SET PROBLEM – Keep only the lines where "double" appears.

Stored entries –
— BEGIN —
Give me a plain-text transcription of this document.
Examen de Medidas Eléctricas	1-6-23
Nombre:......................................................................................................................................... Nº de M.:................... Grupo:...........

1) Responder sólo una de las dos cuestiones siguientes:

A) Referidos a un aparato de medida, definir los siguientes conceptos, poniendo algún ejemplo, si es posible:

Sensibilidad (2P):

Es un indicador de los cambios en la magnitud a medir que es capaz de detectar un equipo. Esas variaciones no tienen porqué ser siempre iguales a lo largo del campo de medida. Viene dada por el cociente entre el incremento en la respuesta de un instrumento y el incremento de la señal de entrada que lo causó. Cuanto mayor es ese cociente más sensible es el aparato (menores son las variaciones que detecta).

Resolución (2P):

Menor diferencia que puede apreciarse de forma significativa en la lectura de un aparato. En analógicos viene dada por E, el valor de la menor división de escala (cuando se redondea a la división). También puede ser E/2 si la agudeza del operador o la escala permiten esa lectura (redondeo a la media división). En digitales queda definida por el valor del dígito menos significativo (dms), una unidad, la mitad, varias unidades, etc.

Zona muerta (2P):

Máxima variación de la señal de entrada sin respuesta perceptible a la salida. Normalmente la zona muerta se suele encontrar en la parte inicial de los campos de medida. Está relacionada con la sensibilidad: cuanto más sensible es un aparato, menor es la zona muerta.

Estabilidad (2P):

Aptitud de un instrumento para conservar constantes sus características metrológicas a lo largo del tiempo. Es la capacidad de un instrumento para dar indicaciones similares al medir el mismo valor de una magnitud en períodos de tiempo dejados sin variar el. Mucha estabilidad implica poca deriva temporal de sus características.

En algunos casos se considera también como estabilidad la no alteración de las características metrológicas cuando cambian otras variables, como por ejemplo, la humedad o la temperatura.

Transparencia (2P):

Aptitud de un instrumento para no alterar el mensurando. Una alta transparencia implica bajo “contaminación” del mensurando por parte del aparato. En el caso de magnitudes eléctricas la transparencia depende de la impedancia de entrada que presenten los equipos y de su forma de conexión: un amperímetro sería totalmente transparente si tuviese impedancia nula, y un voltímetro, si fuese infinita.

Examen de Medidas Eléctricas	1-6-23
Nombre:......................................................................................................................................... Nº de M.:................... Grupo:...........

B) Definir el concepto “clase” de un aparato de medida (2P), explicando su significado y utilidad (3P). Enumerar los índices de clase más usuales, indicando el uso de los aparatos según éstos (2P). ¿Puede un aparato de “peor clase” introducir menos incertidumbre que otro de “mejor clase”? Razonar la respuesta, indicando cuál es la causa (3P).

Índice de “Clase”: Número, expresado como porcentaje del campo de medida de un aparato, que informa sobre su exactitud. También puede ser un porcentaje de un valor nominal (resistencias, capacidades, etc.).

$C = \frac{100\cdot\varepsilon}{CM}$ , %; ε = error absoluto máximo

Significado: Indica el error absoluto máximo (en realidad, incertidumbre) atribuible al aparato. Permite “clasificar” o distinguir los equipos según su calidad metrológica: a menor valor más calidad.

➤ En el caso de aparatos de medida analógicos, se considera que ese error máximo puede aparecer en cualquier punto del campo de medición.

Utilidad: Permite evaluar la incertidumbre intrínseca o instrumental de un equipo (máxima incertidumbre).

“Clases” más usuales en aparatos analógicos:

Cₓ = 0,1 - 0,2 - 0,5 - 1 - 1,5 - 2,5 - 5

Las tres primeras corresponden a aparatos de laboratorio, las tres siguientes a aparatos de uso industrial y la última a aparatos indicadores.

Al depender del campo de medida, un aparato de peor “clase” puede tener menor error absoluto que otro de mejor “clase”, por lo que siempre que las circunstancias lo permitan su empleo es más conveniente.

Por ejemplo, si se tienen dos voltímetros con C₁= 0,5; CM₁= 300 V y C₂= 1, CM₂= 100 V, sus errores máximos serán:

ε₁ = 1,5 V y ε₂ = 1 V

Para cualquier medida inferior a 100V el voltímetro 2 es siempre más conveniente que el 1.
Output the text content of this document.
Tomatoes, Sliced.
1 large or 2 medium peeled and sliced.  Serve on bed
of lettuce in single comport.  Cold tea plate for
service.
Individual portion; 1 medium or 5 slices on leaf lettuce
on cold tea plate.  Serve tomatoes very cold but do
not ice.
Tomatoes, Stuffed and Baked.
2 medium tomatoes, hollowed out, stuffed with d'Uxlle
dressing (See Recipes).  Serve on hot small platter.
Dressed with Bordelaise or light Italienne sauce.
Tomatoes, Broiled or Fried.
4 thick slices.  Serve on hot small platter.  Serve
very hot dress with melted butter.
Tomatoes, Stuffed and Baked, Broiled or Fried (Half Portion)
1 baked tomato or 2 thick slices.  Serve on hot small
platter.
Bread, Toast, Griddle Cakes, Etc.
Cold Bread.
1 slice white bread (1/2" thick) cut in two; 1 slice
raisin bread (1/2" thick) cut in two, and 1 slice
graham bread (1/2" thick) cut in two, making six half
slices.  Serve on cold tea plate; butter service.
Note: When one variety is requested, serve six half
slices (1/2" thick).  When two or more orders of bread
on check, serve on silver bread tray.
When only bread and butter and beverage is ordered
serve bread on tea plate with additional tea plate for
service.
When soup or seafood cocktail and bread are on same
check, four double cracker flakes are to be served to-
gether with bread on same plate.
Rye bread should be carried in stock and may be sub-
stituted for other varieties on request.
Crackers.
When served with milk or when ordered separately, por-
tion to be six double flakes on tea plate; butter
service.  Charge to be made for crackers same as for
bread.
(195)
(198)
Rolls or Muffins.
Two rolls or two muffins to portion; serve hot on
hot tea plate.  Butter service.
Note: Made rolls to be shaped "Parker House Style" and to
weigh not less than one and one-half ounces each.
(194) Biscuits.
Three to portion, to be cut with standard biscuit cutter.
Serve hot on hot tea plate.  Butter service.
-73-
— END —
RESULT FOR THIS TASK –
check, four double cracker flakes are to be served to-
tion to be six double flakes on tea plate; butter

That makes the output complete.